__What the task requires__: Set every record down verbatim and omit the pictures.

__Entries from a dataset__:

━━━━

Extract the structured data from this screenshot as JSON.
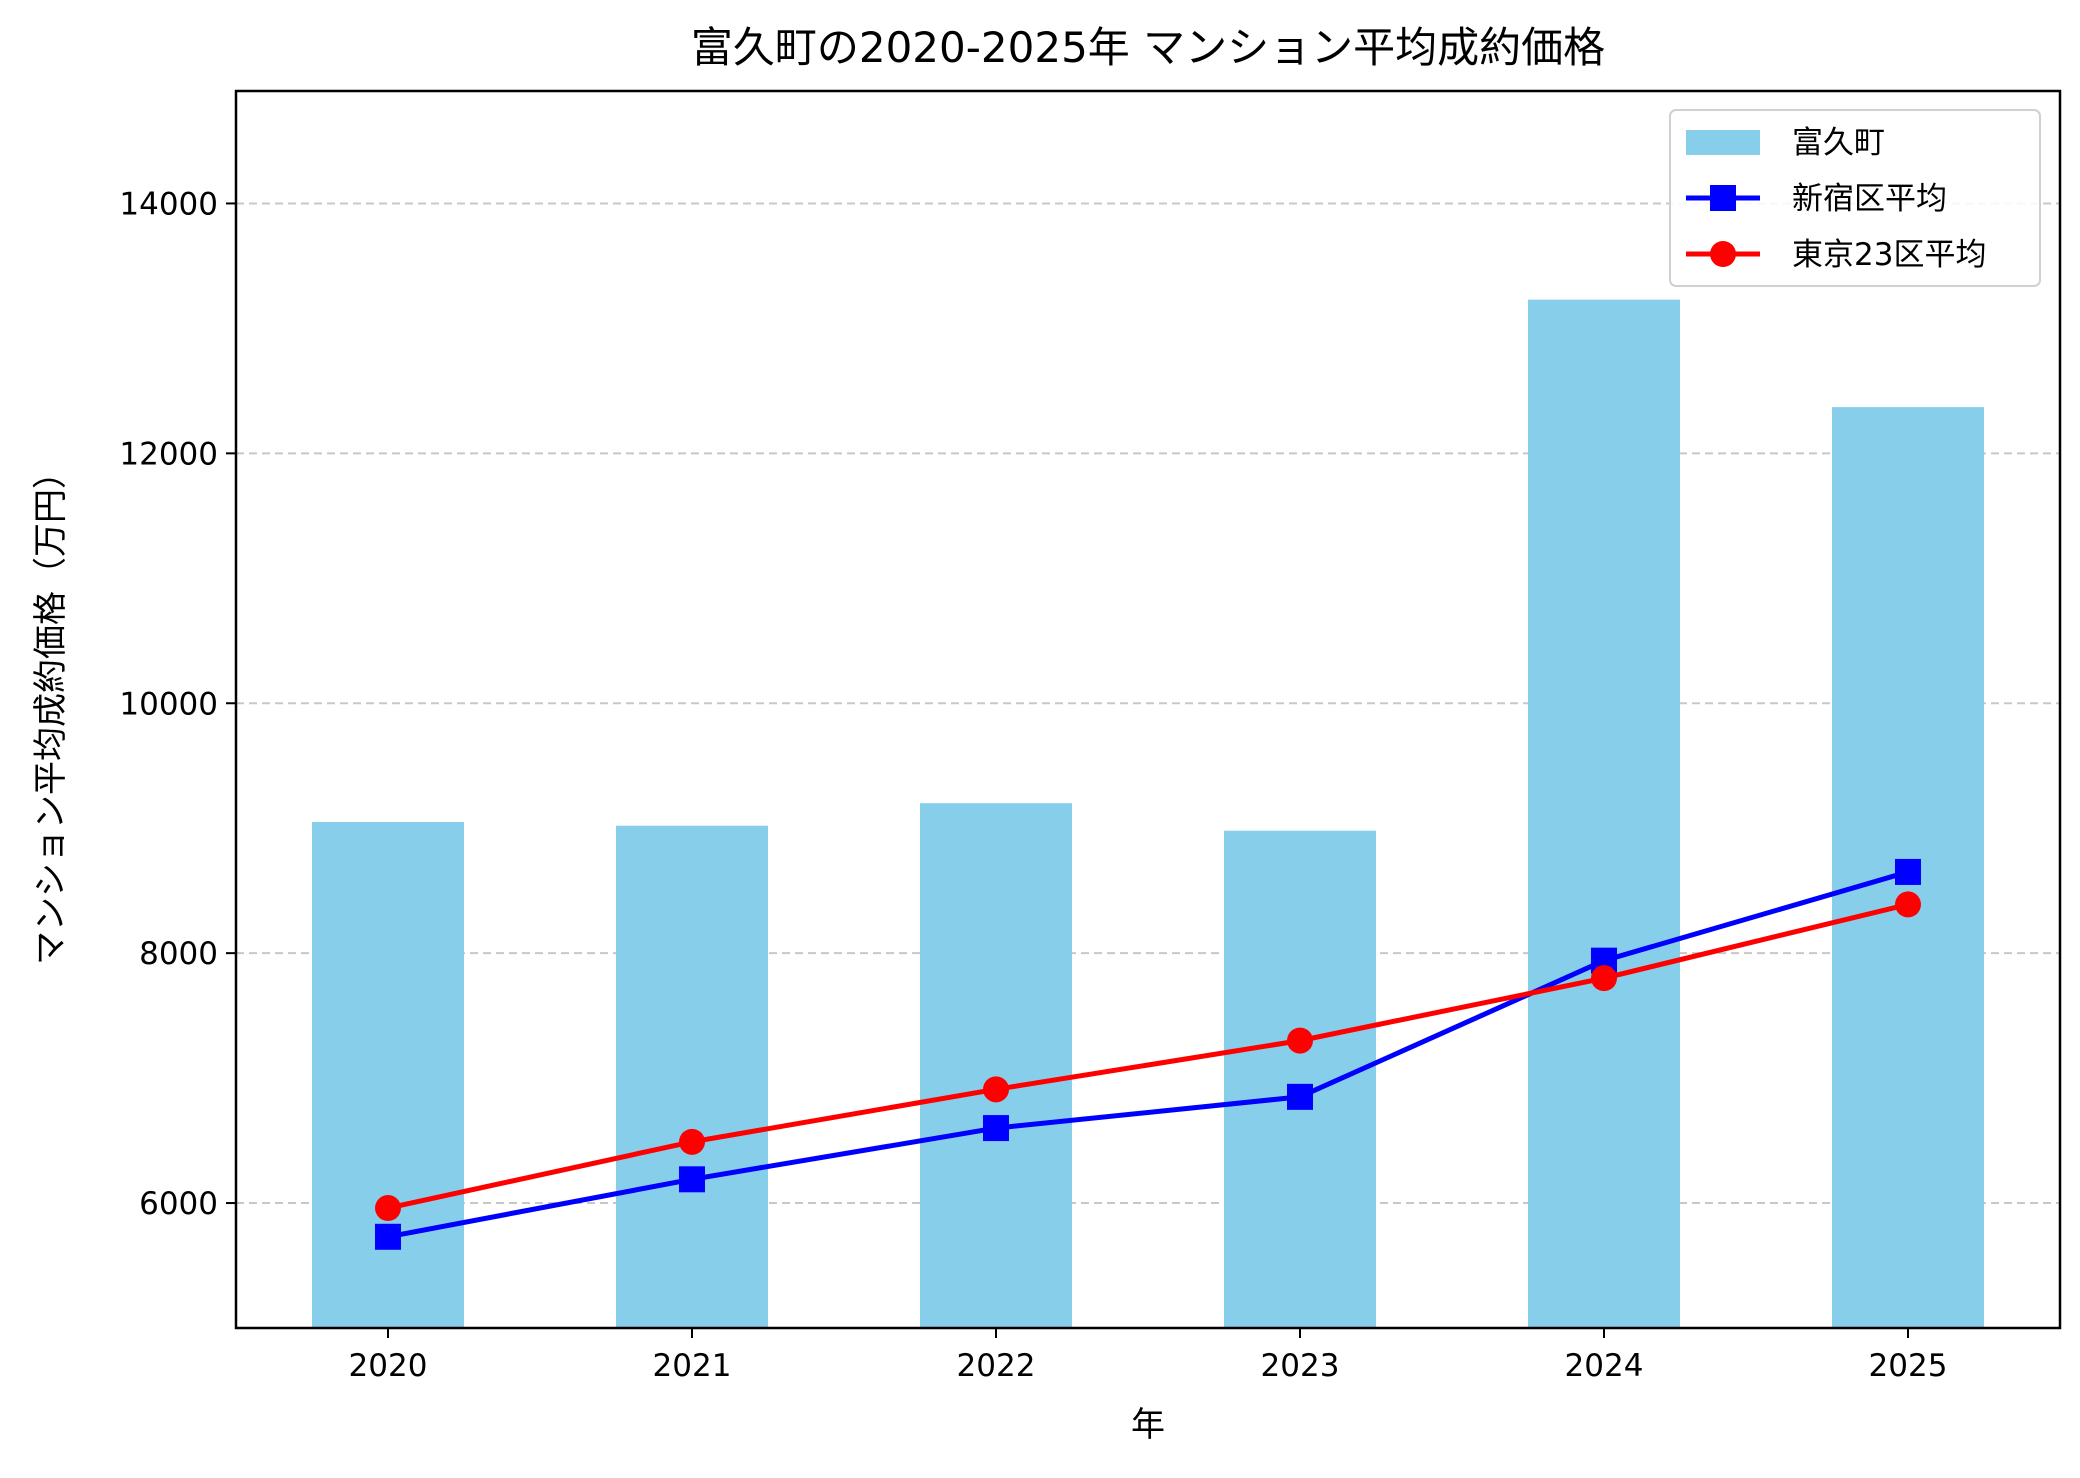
{
  "chart_data": {
    "type": "bar+line",
    "title": "富久町の2020-2025年 マンション平均成約価格",
    "xlabel": "年",
    "ylabel": "マンション平均成約価格（万円）",
    "categories": [
      "2020",
      "2021",
      "2022",
      "2023",
      "2024",
      "2025"
    ],
    "ylim": [
      5000,
      14900
    ],
    "yticks": [
      6000,
      8000,
      10000,
      12000,
      14000
    ],
    "grid": "y, dashed",
    "legend_placement": "top-right",
    "series": [
      {
        "name": "富久町",
        "kind": "bar",
        "color": "#87CEEB",
        "values": [
          9050,
          9020,
          9200,
          8980,
          13230,
          12370
        ]
      },
      {
        "name": "新宿区平均",
        "kind": "line",
        "marker": "square",
        "color": "#0000FF",
        "values": [
          5730,
          6190,
          6600,
          6850,
          7940,
          8650
        ]
      },
      {
        "name": "東京23区平均",
        "kind": "line",
        "marker": "circle",
        "color": "#FF0000",
        "values": [
          5960,
          6490,
          6910,
          7300,
          7800,
          8390
        ]
      }
    ]
  }
}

━━━━

__Task response__:
Extract the structured data from this screenshot as JSON.
{
  "chart_data": {
    "type": "bar+line",
    "title": "富久町の2020-2025年 マンション平均成約価格",
    "xlabel": "年",
    "ylabel": "マンション平均成約価格（万円）",
    "categories": [
      "2020",
      "2021",
      "2022",
      "2023",
      "2024",
      "2025"
    ],
    "ylim": [
      5000,
      14900
    ],
    "yticks": [
      6000,
      8000,
      10000,
      12000,
      14000
    ],
    "grid": "y, dashed",
    "legend_placement": "top-right",
    "series": [
      {
        "name": "富久町",
        "kind": "bar",
        "color": "#87CEEB",
        "values": [
          9050,
          9020,
          9200,
          8980,
          13230,
          12370
        ]
      },
      {
        "name": "新宿区平均",
        "kind": "line",
        "marker": "square",
        "color": "#0000FF",
        "values": [
          5730,
          6190,
          6600,
          6850,
          7940,
          8650
        ]
      },
      {
        "name": "東京23区平均",
        "kind": "line",
        "marker": "circle",
        "color": "#FF0000",
        "values": [
          5960,
          6490,
          6910,
          7300,
          7800,
          8390
        ]
      }
    ]
  }
}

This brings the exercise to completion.